▶ Aim: Please print exactly the lines running from the one that contains "Convert this screenshot" to the end of the data, with both lines included.

[Part of a data file]
+ + +

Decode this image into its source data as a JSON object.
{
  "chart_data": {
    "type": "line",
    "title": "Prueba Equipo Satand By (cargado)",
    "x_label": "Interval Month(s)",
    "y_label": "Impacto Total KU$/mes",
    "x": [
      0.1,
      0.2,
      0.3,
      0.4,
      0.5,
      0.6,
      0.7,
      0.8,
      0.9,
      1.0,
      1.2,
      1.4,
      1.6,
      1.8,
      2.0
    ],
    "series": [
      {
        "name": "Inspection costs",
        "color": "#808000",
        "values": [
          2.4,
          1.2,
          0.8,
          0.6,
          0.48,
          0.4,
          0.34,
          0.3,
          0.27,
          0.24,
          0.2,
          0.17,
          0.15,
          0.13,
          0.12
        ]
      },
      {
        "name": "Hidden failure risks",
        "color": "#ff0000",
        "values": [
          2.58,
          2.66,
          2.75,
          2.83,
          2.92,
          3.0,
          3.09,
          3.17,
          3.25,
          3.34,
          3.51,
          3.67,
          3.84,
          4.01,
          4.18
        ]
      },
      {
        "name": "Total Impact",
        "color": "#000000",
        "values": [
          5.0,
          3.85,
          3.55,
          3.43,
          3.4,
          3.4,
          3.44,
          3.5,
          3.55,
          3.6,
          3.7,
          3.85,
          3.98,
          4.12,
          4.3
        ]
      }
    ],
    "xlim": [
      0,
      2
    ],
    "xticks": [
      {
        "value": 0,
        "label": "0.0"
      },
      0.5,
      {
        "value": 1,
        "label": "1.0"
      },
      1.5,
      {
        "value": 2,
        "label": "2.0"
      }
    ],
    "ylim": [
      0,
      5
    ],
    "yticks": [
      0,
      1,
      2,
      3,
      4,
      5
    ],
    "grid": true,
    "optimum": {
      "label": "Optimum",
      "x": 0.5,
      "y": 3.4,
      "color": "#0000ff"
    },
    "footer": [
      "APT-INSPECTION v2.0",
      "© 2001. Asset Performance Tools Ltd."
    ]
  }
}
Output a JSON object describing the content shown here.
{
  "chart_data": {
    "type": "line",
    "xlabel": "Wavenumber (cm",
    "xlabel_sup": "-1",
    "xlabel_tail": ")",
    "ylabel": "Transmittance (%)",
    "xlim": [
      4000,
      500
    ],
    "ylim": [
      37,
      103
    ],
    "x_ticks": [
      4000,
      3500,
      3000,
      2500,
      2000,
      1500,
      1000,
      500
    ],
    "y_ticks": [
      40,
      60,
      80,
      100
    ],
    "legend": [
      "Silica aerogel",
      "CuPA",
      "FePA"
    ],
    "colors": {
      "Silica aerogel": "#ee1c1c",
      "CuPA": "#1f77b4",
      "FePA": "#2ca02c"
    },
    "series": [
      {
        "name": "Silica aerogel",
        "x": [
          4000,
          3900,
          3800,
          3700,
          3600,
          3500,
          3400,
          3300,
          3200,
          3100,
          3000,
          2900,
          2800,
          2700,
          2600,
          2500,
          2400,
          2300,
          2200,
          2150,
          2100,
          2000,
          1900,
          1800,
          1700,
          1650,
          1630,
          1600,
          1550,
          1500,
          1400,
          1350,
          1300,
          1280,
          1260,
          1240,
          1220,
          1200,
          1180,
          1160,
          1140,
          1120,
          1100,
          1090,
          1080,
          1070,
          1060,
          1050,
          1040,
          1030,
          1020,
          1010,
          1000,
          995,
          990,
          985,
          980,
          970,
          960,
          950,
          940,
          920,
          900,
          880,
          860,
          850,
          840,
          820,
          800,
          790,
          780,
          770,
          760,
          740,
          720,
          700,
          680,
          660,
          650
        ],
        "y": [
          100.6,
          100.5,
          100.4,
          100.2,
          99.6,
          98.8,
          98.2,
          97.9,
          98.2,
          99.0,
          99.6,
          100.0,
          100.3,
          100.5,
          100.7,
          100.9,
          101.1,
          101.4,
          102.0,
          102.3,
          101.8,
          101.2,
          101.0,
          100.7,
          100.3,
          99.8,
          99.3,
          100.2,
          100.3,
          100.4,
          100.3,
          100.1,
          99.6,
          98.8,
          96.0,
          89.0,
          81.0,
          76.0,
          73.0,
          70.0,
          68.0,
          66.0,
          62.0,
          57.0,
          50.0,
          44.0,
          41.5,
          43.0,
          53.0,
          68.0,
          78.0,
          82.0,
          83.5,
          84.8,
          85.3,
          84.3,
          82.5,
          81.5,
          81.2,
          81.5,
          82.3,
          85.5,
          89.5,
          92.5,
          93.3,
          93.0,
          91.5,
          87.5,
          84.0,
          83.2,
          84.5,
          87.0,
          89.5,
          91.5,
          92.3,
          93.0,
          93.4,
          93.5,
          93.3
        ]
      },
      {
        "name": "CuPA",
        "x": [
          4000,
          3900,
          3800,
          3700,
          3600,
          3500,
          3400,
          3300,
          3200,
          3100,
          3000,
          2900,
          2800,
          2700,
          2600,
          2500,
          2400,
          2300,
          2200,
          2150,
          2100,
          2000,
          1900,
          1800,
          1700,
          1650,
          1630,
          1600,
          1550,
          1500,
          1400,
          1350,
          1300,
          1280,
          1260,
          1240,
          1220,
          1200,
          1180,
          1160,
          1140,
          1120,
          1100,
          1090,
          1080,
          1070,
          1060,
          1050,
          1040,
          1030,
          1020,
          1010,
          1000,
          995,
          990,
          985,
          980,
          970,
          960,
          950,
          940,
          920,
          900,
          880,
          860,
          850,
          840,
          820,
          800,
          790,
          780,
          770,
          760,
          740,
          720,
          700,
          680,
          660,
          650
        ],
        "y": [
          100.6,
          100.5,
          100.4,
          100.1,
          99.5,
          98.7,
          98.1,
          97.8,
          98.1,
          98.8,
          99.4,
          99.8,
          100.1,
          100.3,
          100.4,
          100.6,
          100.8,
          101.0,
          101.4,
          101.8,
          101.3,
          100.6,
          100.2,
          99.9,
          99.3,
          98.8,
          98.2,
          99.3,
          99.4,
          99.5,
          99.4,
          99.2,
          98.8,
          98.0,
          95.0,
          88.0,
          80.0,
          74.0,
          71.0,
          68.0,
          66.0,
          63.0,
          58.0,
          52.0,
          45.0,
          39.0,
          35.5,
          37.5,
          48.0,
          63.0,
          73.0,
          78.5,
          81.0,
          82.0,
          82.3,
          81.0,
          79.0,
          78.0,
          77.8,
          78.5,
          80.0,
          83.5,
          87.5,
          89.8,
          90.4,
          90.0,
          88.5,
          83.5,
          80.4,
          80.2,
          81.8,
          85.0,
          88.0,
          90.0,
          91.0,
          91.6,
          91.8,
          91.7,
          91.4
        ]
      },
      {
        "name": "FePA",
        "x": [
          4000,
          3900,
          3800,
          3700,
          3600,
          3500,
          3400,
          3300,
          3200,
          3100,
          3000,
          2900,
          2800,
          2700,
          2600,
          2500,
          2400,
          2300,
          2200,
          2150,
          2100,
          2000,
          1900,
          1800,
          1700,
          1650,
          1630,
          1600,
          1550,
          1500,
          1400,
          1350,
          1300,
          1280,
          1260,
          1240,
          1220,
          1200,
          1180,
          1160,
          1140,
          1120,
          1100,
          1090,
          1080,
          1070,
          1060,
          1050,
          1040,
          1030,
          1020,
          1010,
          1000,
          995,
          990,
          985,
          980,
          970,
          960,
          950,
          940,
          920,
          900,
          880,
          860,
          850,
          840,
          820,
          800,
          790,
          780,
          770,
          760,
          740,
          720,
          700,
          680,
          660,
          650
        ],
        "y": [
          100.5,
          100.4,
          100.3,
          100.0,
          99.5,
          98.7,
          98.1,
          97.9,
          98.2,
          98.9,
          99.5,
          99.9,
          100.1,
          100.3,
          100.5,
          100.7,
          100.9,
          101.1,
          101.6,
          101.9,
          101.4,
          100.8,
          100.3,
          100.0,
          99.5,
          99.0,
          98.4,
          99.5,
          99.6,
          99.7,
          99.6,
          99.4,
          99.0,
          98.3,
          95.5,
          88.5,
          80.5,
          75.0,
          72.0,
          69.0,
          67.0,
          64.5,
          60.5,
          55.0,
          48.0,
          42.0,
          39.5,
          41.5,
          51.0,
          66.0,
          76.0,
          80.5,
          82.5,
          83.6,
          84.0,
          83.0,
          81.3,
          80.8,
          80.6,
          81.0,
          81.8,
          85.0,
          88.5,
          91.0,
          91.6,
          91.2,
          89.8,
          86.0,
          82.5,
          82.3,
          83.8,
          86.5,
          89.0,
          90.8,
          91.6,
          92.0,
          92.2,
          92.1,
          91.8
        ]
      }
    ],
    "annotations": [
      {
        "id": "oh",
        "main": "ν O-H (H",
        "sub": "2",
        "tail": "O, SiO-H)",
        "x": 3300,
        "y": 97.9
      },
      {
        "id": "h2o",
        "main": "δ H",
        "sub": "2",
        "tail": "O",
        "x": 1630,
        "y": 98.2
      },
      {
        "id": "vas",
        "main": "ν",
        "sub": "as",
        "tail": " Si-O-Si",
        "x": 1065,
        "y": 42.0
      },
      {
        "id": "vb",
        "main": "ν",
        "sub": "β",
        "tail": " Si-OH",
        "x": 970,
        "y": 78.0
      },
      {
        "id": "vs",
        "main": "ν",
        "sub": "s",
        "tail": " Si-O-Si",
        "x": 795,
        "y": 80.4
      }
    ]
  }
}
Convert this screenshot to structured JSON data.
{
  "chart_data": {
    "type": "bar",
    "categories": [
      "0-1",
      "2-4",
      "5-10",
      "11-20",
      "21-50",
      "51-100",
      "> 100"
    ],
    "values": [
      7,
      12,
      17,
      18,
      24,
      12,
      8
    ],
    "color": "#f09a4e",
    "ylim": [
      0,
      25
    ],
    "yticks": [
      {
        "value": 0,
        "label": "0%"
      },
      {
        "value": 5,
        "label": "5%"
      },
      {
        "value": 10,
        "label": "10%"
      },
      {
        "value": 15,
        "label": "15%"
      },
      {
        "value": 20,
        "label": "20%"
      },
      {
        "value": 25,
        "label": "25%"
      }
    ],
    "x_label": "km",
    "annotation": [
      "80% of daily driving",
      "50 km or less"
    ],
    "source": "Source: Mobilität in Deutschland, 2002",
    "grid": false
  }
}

+ + +

▶ Response:
Convert this screenshot to structured JSON data.
{
  "chart_data": {
    "type": "bar",
    "categories": [
      "0-1",
      "2-4",
      "5-10",
      "11-20",
      "21-50",
      "51-100",
      "> 100"
    ],
    "values": [
      7,
      12,
      17,
      18,
      24,
      12,
      8
    ],
    "color": "#f09a4e",
    "ylim": [
      0,
      25
    ],
    "yticks": [
      {
        "value": 0,
        "label": "0%"
      },
      {
        "value": 5,
        "label": "5%"
      },
      {
        "value": 10,
        "label": "10%"
      },
      {
        "value": 15,
        "label": "15%"
      },
      {
        "value": 20,
        "label": "20%"
      },
      {
        "value": 25,
        "label": "25%"
      }
    ],
    "x_label": "km",
    "annotation": [
      "80% of daily driving",
      "50 km or less"
    ],
    "source": "Source: Mobilität in Deutschland, 2002",
    "grid": false
  }
}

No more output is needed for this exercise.